- _Set problem_:
Exactly as written, please set down all of the entries again, with no pictures.

[Lines of data]

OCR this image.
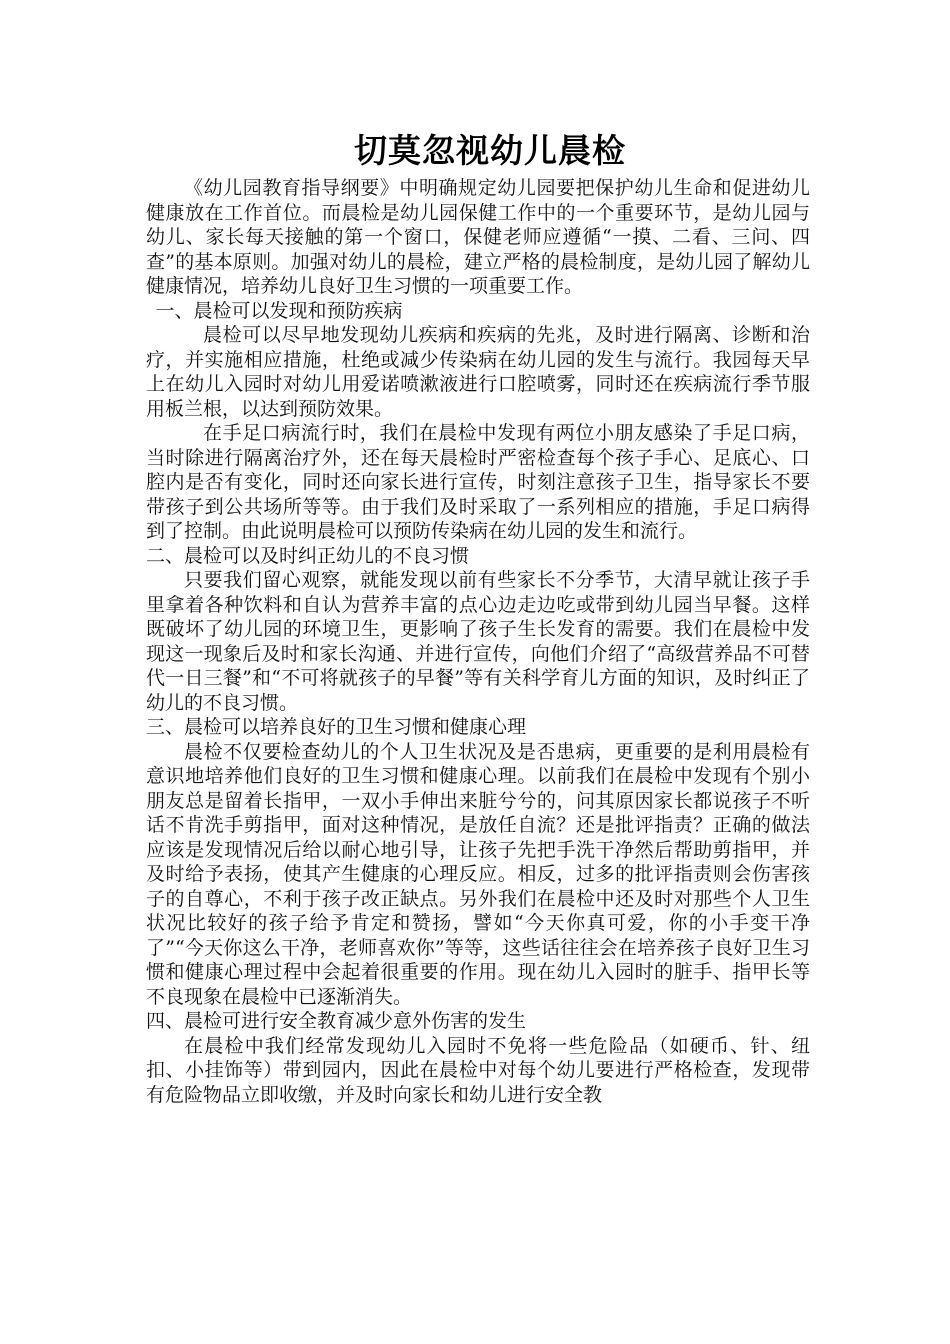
切莫忽视幼儿晨检

《幼儿园教育指导纲要》中明确规定幼儿园要把保护幼儿生命和促进幼儿健康放在工作首位。而晨检是幼儿园保健工作中的一个重要环节，是幼儿园与幼儿、家长每天接触的第一个窗口，保健老师应遵循“一摸、二看、三问、四查”的基本原则。加强对幼儿的晨检，建立严格的晨检制度，是幼儿园了解幼儿健康情况，培养幼儿良好卫生习惯的一项重要工作。

一、晨检可以发现和预防疾病

晨检可以尽早地发现幼儿疾病和疾病的先兆，及时进行隔离、诊断和治疗，并实施相应措施，杜绝或减少传染病在幼儿园的发生与流行。我园每天早上在幼儿入园时对幼儿用爱诺喷漱液进行口腔喷雾，同时还在疾病流行季节服用板兰根，以达到预防效果。

在手足口病流行时，我们在晨检中发现有两位小朋友感染了手足口病，当时除进行隔离治疗外，还在每天晨检时严密检查每个孩子手心、足底心、口腔内是否有变化，同时还向家长进行宣传，时刻注意孩子卫生，指导家长不要带孩子到公共场所等等。由于我们及时采取了一系列相应的措施，手足口病得到了控制。由此说明晨检可以预防传染病在幼儿园的发生和流行。

二、晨检可以及时纠正幼儿的不良习惯

只要我们留心观察，就能发现以前有些家长不分季节，大清早就让孩子手里拿着各种饮料和自认为营养丰富的点心边走边吃或带到幼儿园当早餐。这样既破坏了幼儿园的环境卫生，更影响了孩子生长发育的需要。我们在晨检中发现这一现象后及时和家长沟通、并进行宣传，向他们介绍了“高级营养品不可替代一日三餐”和“不可将就孩子的早餐”等有关科学育儿方面的知识，及时纠正了幼儿的不良习惯。

三、晨检可以培养良好的卫生习惯和健康心理

晨检不仅要检查幼儿的个人卫生状况及是否患病，更重要的是利用晨检有意识地培养他们良好的卫生习惯和健康心理。以前我们在晨检中发现有个别小朋友总是留着长指甲，一双小手伸出来脏兮兮的，问其原因家长都说孩子不听话不肯洗手剪指甲，面对这种情况，是放任自流？还是批评指责？正确的做法应该是发现情况后给以耐心地引导，让孩子先把手洗干净然后帮助剪指甲，并及时给予表扬，使其产生健康的心理反应。相反，过多的批评指责则会伤害孩子的自尊心，不利于孩子改正缺点。另外我们在晨检中还及时对那些个人卫生状况比较好的孩子给予肯定和赞扬，譬如“今天你真可爱，你的小手变干净了”“今天你这么干净，老师喜欢你”等等，这些话往往会在培养孩子良好卫生习惯和健康心理过程中会起着很重要的作用。现在幼儿入园时的脏手、指甲长等不良现象在晨检中已逐渐消失。

四、晨检可进行安全教育减少意外伤害的发生

在晨检中我们经常发现幼儿入园时不免将一些危险品（如硬币、针、纽扣、小挂饰等）带到园内，因此在晨检中对每个幼儿要进行严格检查，发现带有危险物品立即收缴，并及时向家长和幼儿进行安全教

- _Solution to this problem_:
OCR this image.
切莫忽视幼儿晨检

《幼儿园教育指导纲要》中明确规定幼儿园要把保护幼儿生命和促进幼儿健康放在工作首位。而晨检是幼儿园保健工作中的一个重要环节，是幼儿园与幼儿、家长每天接触的第一个窗口，保健老师应遵循“一摸、二看、三问、四查”的基本原则。加强对幼儿的晨检，建立严格的晨检制度，是幼儿园了解幼儿健康情况，培养幼儿良好卫生习惯的一项重要工作。

一、晨检可以发现和预防疾病

晨检可以尽早地发现幼儿疾病和疾病的先兆，及时进行隔离、诊断和治疗，并实施相应措施，杜绝或减少传染病在幼儿园的发生与流行。我园每天早上在幼儿入园时对幼儿用爱诺喷漱液进行口腔喷雾，同时还在疾病流行季节服用板兰根，以达到预防效果。

在手足口病流行时，我们在晨检中发现有两位小朋友感染了手足口病，当时除进行隔离治疗外，还在每天晨检时严密检查每个孩子手心、足底心、口腔内是否有变化，同时还向家长进行宣传，时刻注意孩子卫生，指导家长不要带孩子到公共场所等等。由于我们及时采取了一系列相应的措施，手足口病得到了控制。由此说明晨检可以预防传染病在幼儿园的发生和流行。

二、晨检可以及时纠正幼儿的不良习惯

只要我们留心观察，就能发现以前有些家长不分季节，大清早就让孩子手里拿着各种饮料和自认为营养丰富的点心边走边吃或带到幼儿园当早餐。这样既破坏了幼儿园的环境卫生，更影响了孩子生长发育的需要。我们在晨检中发现这一现象后及时和家长沟通、并进行宣传，向他们介绍了“高级营养品不可替代一日三餐”和“不可将就孩子的早餐”等有关科学育儿方面的知识，及时纠正了幼儿的不良习惯。

三、晨检可以培养良好的卫生习惯和健康心理

晨检不仅要检查幼儿的个人卫生状况及是否患病，更重要的是利用晨检有意识地培养他们良好的卫生习惯和健康心理。以前我们在晨检中发现有个别小朋友总是留着长指甲，一双小手伸出来脏兮兮的，问其原因家长都说孩子不听话不肯洗手剪指甲，面对这种情况，是放任自流？还是批评指责？正确的做法应该是发现情况后给以耐心地引导，让孩子先把手洗干净然后帮助剪指甲，并及时给予表扬，使其产生健康的心理反应。相反，过多的批评指责则会伤害孩子的自尊心，不利于孩子改正缺点。另外我们在晨检中还及时对那些个人卫生状况比较好的孩子给予肯定和赞扬，譬如“今天你真可爱，你的小手变干净了”“今天你这么干净，老师喜欢你”等等，这些话往往会在培养孩子良好卫生习惯和健康心理过程中会起着很重要的作用。现在幼儿入园时的脏手、指甲长等不良现象在晨检中已逐渐消失。

四、晨检可进行安全教育减少意外伤害的发生

在晨检中我们经常发现幼儿入园时不免将一些危险品（如硬币、针、纽扣、小挂饰等）带到园内，因此在晨检中对每个幼儿要进行严格检查，发现带有危险物品立即收缴，并及时向家长和幼儿进行安全教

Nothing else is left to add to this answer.